Extracted data entries:
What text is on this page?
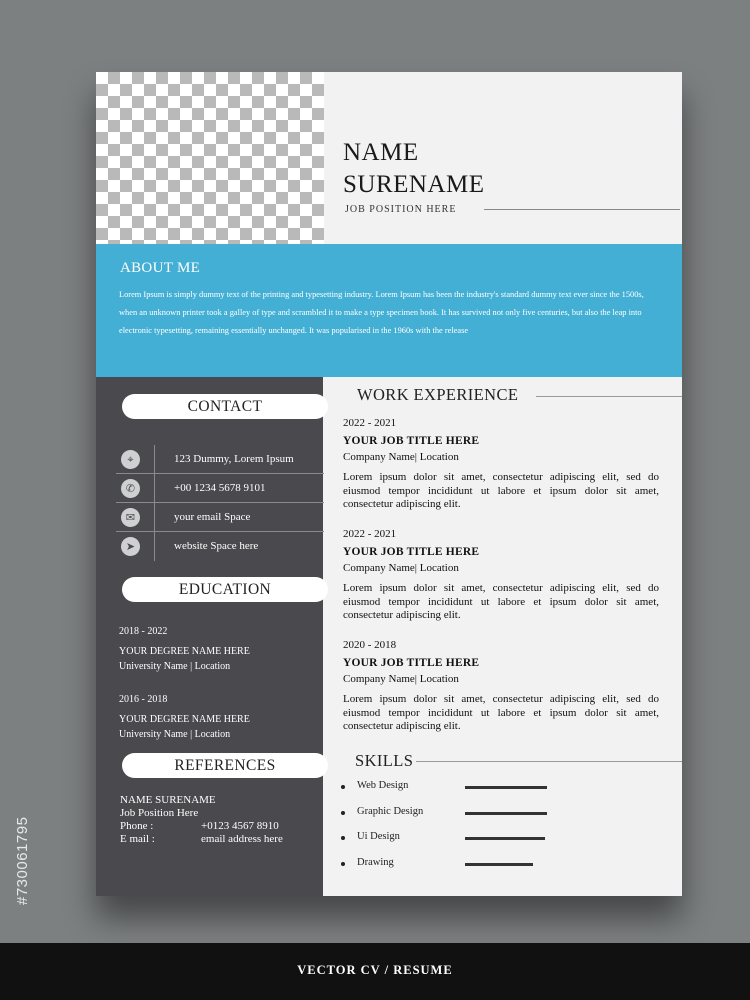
NAME
SURENAME
JOB POSITION HERE
ABOUT ME
Lorem Ipsum is simply dummy text of the printing and typesetting industry. Lorem Ipsum has been the industry's standard dummy text ever since the 1500s, when an unknown printer took a galley of type and scrambled it to make a type specimen book. It has survived not only five centuries, but also the leap into electronic typesetting, remaining essentially unchanged. It was popularised in the 1960s with the release
CONTACT
⌖	123 Dummy, Lorem Ipsum
✆	+00 1234 5678 9101
✉	your email Space
➤	website Space here
EDUCATION
2018 - 2022
YOUR DEGREE NAME HERE
University Name | Location
2016 - 2018
YOUR DEGREE NAME HERE
University Name | Location
REFERENCES
NAME SURENAME
Job Position Here
Phone :	+0123 4567 8910
E mail :	email address here
WORK EXPERIENCE
2022 - 2021
YOUR JOB TITLE HERE
Company Name| Location
Lorem ipsum dolor sit amet, consectetur adipiscing elit, sed do eiusmod tempor incididunt ut labore et ipsum dolor sit amet, consectetur adipiscing elit.
2022 - 2021
YOUR JOB TITLE HERE
Company Name| Location
Lorem ipsum dolor sit amet, consectetur adipiscing elit, sed do eiusmod tempor incididunt ut labore et ipsum dolor sit amet, consectetur adipiscing elit.
2020 - 2018
YOUR JOB TITLE HERE
Company Name| Location
Lorem ipsum dolor sit amet, consectetur adipiscing elit, sed do eiusmod tempor incididunt ut labore et ipsum dolor sit amet, consectetur adipiscing elit.
SKILLS
Web Design
Graphic Design
Ui Design
Drawing
#730061795
VECTOR CV / RESUME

Exercise: Looking at the data above, how many lines hold the word "Space"? Respond with the number alone.

Solution for this exercise: 2